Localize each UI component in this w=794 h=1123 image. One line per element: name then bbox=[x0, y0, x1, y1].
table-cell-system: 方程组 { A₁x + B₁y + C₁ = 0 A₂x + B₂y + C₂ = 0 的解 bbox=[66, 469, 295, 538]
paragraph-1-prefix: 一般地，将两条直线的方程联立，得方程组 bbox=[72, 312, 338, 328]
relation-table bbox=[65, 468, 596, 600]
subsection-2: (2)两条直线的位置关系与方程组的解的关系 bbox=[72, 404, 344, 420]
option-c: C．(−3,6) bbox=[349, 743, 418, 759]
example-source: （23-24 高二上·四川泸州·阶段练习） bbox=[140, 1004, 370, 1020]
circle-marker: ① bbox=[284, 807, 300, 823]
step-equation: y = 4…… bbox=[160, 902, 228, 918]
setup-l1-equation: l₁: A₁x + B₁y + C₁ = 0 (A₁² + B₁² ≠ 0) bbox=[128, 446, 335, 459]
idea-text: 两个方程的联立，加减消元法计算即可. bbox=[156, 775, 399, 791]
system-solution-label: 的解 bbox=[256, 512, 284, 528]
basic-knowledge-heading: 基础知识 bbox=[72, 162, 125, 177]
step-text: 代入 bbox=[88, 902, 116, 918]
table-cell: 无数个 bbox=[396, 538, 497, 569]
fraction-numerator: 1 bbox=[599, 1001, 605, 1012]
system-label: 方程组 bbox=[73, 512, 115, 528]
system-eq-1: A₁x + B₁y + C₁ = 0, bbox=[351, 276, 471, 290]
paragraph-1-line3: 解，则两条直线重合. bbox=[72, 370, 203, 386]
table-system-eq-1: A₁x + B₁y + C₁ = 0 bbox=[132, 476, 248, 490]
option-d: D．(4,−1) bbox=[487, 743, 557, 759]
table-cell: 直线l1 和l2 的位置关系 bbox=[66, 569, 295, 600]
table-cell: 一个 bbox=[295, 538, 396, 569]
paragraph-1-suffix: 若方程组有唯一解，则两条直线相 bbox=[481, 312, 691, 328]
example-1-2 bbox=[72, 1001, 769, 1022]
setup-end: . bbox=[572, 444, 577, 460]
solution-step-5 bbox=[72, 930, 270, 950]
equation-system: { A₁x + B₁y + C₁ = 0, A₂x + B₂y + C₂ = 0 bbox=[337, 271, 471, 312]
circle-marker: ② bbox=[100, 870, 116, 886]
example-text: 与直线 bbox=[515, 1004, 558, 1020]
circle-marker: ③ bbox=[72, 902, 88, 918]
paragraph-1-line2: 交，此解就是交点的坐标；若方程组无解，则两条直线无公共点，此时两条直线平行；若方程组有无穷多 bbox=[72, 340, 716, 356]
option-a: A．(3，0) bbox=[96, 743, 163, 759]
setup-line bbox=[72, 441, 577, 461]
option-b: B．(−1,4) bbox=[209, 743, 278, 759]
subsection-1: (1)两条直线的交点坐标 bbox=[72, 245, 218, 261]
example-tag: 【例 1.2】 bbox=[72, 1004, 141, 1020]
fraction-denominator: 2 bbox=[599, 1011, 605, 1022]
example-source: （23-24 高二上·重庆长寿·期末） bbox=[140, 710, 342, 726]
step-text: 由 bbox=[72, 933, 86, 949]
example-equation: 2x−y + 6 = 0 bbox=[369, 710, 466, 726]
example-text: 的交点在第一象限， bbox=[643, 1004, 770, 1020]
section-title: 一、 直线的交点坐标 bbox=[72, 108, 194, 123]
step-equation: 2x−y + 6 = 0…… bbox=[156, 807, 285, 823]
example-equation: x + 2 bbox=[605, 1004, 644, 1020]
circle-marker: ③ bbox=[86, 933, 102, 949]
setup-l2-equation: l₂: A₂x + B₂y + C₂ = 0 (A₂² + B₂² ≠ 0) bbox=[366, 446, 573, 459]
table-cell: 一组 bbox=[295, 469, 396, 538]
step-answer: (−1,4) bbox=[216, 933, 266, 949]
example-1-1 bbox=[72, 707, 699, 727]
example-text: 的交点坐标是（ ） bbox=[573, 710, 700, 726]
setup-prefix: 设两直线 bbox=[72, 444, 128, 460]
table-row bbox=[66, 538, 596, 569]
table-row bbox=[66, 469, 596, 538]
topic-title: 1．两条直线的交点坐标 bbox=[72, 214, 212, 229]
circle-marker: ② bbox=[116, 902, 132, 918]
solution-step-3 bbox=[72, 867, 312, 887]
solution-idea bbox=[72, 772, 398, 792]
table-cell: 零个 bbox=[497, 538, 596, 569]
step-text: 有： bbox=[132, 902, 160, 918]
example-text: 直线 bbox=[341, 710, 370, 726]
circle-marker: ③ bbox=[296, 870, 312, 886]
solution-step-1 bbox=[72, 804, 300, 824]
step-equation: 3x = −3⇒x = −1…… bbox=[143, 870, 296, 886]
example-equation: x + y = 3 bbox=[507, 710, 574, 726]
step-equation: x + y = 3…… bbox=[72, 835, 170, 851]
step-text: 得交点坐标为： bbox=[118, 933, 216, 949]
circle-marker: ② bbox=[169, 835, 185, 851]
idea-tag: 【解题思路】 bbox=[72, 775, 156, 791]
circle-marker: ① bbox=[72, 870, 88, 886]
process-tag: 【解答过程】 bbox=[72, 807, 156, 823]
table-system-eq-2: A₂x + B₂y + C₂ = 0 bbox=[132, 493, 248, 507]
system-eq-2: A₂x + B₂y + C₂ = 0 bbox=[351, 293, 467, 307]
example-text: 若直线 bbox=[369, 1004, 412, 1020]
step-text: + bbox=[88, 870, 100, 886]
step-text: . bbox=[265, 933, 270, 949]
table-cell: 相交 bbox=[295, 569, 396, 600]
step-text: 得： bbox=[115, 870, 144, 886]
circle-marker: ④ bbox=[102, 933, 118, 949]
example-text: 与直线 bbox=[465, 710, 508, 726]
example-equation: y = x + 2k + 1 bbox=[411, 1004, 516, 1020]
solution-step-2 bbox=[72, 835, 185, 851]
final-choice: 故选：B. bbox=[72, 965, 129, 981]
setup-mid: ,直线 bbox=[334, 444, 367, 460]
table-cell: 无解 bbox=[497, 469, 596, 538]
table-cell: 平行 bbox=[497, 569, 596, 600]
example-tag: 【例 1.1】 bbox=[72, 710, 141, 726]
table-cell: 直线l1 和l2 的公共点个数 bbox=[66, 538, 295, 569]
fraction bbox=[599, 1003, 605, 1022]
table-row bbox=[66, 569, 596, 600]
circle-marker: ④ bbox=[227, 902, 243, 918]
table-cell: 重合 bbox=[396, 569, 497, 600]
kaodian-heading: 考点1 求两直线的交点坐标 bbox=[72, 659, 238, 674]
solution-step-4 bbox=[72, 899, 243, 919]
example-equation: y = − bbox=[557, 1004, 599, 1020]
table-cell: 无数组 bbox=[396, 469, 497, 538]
____________
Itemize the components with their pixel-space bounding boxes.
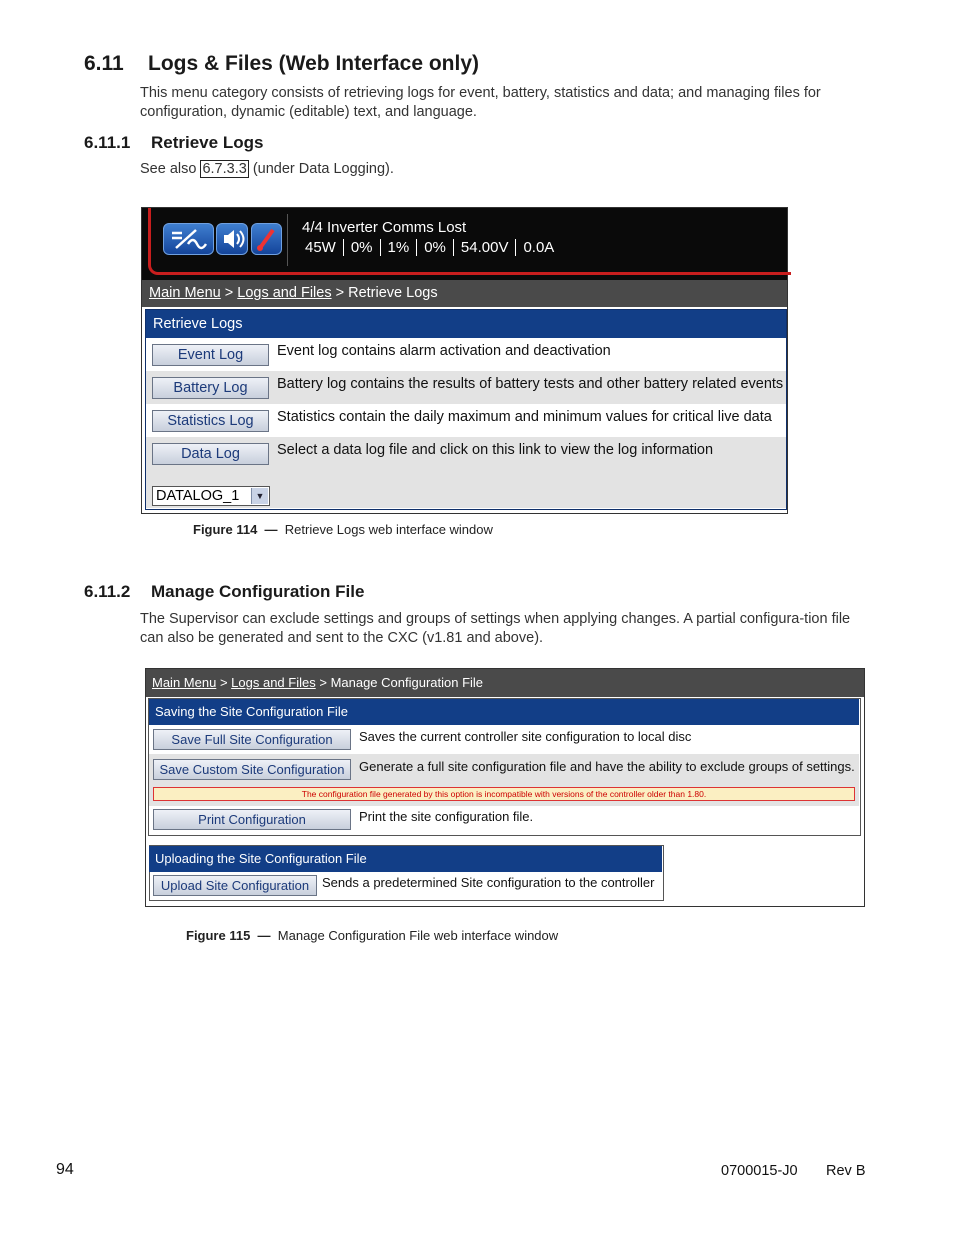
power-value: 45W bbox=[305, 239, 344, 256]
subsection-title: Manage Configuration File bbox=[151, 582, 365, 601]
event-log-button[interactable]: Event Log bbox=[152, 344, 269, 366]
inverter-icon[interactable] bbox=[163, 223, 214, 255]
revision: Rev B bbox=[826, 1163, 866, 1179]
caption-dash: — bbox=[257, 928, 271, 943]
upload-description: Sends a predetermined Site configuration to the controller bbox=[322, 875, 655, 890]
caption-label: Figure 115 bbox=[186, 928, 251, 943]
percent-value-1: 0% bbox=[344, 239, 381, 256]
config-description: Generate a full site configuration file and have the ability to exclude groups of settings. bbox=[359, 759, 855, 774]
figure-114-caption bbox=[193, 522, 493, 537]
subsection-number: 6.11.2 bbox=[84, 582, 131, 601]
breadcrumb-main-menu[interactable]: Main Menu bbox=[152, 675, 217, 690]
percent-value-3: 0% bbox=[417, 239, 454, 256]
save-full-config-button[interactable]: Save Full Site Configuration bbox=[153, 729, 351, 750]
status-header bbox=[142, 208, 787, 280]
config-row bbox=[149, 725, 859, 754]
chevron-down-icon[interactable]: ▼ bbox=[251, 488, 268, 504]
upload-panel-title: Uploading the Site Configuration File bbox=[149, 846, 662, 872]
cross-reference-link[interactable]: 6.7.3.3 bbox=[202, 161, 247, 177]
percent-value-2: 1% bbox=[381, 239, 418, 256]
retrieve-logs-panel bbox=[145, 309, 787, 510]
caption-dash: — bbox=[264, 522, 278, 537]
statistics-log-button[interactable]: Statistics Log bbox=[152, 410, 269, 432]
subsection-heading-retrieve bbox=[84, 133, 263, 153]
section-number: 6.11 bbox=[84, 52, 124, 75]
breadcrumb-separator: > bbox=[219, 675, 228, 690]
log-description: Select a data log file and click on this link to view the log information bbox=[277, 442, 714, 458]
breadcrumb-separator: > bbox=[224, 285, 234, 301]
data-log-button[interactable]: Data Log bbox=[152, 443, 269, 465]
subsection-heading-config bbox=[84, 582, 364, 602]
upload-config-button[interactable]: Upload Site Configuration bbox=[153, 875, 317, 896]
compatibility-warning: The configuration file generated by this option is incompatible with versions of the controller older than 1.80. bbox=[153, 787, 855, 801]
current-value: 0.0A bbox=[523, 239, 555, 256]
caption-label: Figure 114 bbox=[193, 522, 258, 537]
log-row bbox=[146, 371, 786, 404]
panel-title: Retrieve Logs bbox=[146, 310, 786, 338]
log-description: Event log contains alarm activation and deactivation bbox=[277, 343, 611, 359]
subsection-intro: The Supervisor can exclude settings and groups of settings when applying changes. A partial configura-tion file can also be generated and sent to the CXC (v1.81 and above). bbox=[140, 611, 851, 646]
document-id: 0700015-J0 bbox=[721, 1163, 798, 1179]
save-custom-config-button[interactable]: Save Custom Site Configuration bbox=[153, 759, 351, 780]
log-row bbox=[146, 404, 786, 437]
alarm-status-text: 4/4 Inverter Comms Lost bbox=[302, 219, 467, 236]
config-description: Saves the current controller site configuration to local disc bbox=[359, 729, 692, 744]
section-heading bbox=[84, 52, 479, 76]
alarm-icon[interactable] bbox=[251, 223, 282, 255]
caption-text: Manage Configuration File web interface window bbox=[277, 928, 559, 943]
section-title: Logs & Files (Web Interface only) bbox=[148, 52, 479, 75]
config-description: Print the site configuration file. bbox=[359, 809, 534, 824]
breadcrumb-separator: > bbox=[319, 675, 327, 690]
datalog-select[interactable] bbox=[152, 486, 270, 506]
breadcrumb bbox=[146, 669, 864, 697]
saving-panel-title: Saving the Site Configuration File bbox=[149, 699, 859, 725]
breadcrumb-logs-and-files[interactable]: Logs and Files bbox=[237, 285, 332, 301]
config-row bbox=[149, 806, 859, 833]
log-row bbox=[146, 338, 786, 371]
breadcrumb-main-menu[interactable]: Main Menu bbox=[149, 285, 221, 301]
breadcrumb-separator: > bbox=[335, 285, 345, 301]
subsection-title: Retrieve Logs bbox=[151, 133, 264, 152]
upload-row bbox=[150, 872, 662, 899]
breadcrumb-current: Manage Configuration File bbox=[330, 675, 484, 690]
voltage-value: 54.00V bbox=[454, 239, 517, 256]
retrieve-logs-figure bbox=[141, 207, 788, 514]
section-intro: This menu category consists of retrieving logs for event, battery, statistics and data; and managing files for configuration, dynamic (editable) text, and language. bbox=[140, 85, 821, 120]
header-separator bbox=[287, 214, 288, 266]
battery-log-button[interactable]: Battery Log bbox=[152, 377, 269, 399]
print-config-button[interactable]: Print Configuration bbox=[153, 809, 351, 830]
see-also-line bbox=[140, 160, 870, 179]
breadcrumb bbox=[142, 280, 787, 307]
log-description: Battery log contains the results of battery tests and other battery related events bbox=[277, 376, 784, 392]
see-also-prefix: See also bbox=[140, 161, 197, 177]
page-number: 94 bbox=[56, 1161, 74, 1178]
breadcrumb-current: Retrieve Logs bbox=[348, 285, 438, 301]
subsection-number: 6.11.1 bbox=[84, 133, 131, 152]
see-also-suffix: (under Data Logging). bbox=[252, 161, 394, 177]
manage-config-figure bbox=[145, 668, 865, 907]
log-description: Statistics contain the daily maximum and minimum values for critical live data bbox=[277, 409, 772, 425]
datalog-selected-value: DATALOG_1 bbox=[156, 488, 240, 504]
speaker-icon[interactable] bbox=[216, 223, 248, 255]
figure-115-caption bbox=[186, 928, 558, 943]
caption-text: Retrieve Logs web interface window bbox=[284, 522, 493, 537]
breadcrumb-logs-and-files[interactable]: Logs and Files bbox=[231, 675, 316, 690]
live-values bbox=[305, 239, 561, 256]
____________
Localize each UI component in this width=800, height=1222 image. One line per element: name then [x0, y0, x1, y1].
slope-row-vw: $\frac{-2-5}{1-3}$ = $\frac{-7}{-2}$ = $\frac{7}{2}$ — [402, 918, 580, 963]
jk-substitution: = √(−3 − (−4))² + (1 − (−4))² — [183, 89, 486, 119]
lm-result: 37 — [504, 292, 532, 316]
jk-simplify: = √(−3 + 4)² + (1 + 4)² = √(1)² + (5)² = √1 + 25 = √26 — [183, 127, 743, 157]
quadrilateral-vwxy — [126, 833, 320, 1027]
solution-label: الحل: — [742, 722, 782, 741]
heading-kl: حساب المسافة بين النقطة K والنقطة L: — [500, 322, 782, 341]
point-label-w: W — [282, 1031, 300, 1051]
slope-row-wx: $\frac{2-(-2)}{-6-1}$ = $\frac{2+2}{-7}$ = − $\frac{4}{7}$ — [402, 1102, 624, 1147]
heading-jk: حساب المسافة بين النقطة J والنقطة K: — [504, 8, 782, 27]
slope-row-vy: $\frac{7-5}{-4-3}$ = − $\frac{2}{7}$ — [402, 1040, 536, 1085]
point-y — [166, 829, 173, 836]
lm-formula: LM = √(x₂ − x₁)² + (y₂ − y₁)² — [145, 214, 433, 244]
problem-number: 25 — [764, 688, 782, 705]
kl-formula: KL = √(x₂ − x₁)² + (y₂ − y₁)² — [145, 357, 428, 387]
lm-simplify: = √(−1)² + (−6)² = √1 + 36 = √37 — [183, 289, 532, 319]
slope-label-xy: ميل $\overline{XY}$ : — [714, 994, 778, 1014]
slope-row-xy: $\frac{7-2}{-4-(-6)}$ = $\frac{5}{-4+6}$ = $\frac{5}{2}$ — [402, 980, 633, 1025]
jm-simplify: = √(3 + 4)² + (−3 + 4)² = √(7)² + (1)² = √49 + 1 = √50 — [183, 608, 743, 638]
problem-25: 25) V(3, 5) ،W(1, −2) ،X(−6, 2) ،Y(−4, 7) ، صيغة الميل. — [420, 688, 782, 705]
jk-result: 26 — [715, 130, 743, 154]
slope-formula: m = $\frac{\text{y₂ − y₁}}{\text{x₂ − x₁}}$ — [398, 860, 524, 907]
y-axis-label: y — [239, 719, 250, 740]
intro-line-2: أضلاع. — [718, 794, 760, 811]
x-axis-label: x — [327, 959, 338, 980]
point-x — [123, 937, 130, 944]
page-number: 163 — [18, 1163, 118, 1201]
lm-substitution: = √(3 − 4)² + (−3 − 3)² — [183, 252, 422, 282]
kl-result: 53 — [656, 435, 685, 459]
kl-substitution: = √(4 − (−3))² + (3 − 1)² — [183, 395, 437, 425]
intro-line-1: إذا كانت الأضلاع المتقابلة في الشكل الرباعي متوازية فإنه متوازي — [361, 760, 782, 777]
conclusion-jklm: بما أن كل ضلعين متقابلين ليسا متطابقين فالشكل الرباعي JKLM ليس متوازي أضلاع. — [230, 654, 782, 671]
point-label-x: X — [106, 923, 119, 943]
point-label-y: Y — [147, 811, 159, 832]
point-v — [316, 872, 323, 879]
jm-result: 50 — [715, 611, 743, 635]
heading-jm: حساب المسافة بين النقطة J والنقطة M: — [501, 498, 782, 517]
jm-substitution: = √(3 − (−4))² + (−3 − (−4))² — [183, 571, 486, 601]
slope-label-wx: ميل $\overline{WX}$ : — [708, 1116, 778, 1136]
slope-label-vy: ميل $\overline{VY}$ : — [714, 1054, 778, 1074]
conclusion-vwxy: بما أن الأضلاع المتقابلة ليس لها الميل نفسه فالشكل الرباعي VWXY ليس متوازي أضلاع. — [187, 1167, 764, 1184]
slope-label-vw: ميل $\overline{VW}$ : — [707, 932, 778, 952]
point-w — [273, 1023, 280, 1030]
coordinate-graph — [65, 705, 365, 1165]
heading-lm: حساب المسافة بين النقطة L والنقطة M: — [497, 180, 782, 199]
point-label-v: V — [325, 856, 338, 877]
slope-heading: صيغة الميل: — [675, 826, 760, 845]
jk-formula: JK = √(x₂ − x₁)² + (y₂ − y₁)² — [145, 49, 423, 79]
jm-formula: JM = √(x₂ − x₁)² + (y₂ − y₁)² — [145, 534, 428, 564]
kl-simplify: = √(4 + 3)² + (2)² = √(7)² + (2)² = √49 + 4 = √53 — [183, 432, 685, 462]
____________
Task prompt >>
Update the lines from the one containing "Localize each UI component in this w=794" to the one containing "setup-line bbox=[72, 441, 577, 461]" by replacing "circle-marker" with "circled-number", and give those lines again with everything else unchanged.

Result of this task >>
Localize each UI component in this w=794 h=1123 image. One line per element: name then bbox=[x0, y0, x1, y1].
table-cell-system: 方程组 { A₁x + B₁y + C₁ = 0 A₂x + B₂y + C₂ = 0 的解 bbox=[66, 469, 295, 538]
paragraph-1-prefix: 一般地，将两条直线的方程联立，得方程组 bbox=[72, 312, 338, 328]
relation-table bbox=[65, 468, 596, 600]
subsection-2: (2)两条直线的位置关系与方程组的解的关系 bbox=[72, 404, 344, 420]
option-c: C．(−3,6) bbox=[349, 743, 418, 759]
example-source: （23-24 高二上·四川泸州·阶段练习） bbox=[140, 1004, 370, 1020]
circled-number: ① bbox=[284, 807, 300, 823]
step-equation: y = 4…… bbox=[160, 902, 228, 918]
setup-l1-equation: l₁: A₁x + B₁y + C₁ = 0 (A₁² + B₁² ≠ 0) bbox=[128, 446, 335, 459]
idea-text: 两个方程的联立，加减消元法计算即可. bbox=[156, 775, 399, 791]
system-solution-label: 的解 bbox=[256, 512, 284, 528]
basic-knowledge-heading: 基础知识 bbox=[72, 162, 125, 177]
step-text: 代入 bbox=[88, 902, 116, 918]
table-cell: 无数个 bbox=[396, 538, 497, 569]
fraction-numerator: 1 bbox=[599, 1001, 605, 1012]
system-label: 方程组 bbox=[73, 512, 115, 528]
system-eq-1: A₁x + B₁y + C₁ = 0, bbox=[351, 276, 471, 290]
paragraph-1-line3: 解，则两条直线重合. bbox=[72, 370, 203, 386]
table-system-eq-1: A₁x + B₁y + C₁ = 0 bbox=[132, 476, 248, 490]
option-d: D．(4,−1) bbox=[487, 743, 557, 759]
table-cell: 直线l1 和l2 的位置关系 bbox=[66, 569, 295, 600]
table-cell: 一个 bbox=[295, 538, 396, 569]
paragraph-1-suffix: 若方程组有唯一解，则两条直线相 bbox=[481, 312, 691, 328]
example-1-2 bbox=[72, 1001, 769, 1022]
setup-end: . bbox=[572, 444, 577, 460]
solution-step-5 bbox=[72, 930, 270, 950]
equation-system: { A₁x + B₁y + C₁ = 0, A₂x + B₂y + C₂ = 0 bbox=[337, 271, 471, 312]
circled-number: ② bbox=[100, 870, 116, 886]
example-text: 与直线 bbox=[515, 1004, 558, 1020]
circled-number: ③ bbox=[72, 902, 88, 918]
paragraph-1-line2: 交，此解就是交点的坐标；若方程组无解，则两条直线无公共点，此时两条直线平行；若方程组有无穷多 bbox=[72, 340, 716, 356]
option-a: A．(3，0) bbox=[96, 743, 163, 759]
setup-line bbox=[72, 441, 577, 461]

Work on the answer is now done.